**Written instruction A**
According to the passage on the Hooley Dooleys, which album won the Best Children's Album trophy at the ARIA Music Awards of 1999?

**Excerpt to read**
========================================================================
The Hooley Dooleys were an Australian children's music and performance act which began in 1996. Their material was aimed at children between the ages of two and seven. They originally appeared on the Australian Broadcasting Corporation (ABC), but then appeared on commercial television and as a live touring act. Early members of the group were David Butts, Antoine Demarest and Bruce Thorburn; director and producer was Jacqueline Cairns; and the early childhood advisor was Angela McLean. 

By 1998, the group was directed and produced by Jane Davidson. In November that year David Brearly of The Australian reported that there were hostilities between management and the entertainers regarding marketing and conflict of interests.

At the ARIA Music Awards of 1999 their fourth studio album, Pop!, won the Best Children's Album trophy. The group was nominated in the same category in seven other years. 

By 2000, their producer and director was Colin Bromley, and, by 2004, Thorburn had left the group with Butts and Demarest set to continue. In June 2006, they ended their association with the ABC, and entered into a new distribution deal with Warner Bros.

For their 2006 material, additional voices were provided by Kirsten Butts – wife of David Butts – and Mal Heap; they were produced by Jill Coleburn, and directed by Missy Stephens-Gaha. In February 2007 The Australians Michael Bodey and Jim Gaines described how The Hooley Dooleys had "broken free in contentious circumstances", the group had been restricted at the ABC to "merely bit players below the [network's] premier suite of money-spinners, The Wiggles, Bananas in Pyjamas and Play School". The group planned to enhance their associated characters: Tickle the Doodat, to promote tolerance; Russell the Muscley Kangaroo, (health and fitness); Penelope Perfect (creativity); and Captain Catastrophe (safety). 

By 2008, Butts was the only original member of the group which consisted of seven performers. New characters were Lou Lou, Katie, Adam and Ginner, which joined Tickle, Russell and Captain. The ensemble toured rural New South Wales in July 2009, however The Hooley Dooleys disbanded later that year.

Cast

Original members
 David Butts, (b. 6 August 1961) Blue – saxophone, keyboards, guitar, vocals, songwriter, producer (1996-2009)
 As of 6 August 2008, Butts' 47th birthday, was married to his wife, Kirsten and the couple had four children. Butts also had a daughter from a previous relationship. He had studied at Sydney Conservatorium of Music and then worked as a music teacher before forming The Hooley Dooleys in 1996.
 Antoine Demarest, (b. 8 November 1972) Red – trombone, keyboards, guitar, vocals, songwriter, producer (1996-2006)
 As of April 2003, Demarest, aged 30, and his wife, Jane, had a daughter named Tara.
 Since having been in the Hooley Dooleys, Demarest had been actively continuing a music career including later forming a new group with Bruce Thorburn called Loop De Loop and even releasing his own album in 2013 called Ant-1
 Bruce Thorburn, (b. 10 February 1960) Yellow – violin, keyboards, guitar, vocals, songwriter, producer (1996-2003)
========================================================================
**Written instruction B**
Rewrite the rows from the first one through the row that contains "bar (660, 280, 794, 394)", changing every "category-label" to "axis-label" and leaving everything else unchanged. Return only those rows.

**Spatial layout entries**
========================================================================
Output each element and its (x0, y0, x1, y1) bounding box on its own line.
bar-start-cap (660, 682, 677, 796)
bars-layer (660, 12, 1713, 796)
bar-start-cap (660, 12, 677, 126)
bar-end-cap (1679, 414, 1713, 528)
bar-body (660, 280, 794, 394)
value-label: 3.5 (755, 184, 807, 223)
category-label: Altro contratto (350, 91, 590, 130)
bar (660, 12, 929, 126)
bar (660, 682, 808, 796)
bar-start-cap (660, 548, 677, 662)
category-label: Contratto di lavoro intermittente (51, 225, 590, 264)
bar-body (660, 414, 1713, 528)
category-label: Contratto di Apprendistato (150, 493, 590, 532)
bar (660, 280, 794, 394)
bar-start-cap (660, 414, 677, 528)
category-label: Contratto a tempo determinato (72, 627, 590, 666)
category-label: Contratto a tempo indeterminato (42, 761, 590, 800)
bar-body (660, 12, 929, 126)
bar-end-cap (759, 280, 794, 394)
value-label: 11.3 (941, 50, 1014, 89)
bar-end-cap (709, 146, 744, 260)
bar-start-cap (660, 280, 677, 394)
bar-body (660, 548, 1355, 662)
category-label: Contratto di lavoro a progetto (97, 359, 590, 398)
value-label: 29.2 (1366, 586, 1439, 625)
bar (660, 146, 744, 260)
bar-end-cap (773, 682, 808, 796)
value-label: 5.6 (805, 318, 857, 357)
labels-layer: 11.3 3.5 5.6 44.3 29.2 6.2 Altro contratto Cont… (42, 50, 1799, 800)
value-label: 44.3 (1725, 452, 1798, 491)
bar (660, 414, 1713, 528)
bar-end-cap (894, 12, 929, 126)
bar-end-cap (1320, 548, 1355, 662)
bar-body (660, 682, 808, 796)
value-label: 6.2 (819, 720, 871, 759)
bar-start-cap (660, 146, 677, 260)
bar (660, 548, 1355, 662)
========================================================================
**Finished answer A**
Their fourth studio album, Pop!, won the award.

**Finished answer B**
Output each element and its (x0, y0, x1, y1) bounding box on its own line.
bar-start-cap (660, 682, 677, 796)
bars-layer (660, 12, 1713, 796)
bar-start-cap (660, 12, 677, 126)
bar-end-cap (1679, 414, 1713, 528)
bar-body (660, 280, 794, 394)
value-label: 3.5 (755, 184, 807, 223)
axis-label: Altro contratto (350, 91, 590, 130)
bar (660, 12, 929, 126)
bar (660, 682, 808, 796)
bar-start-cap (660, 548, 677, 662)
axis-label: Contratto di lavoro intermittente (51, 225, 590, 264)
bar-body (660, 414, 1713, 528)
axis-label: Contratto di Apprendistato (150, 493, 590, 532)
bar (660, 280, 794, 394)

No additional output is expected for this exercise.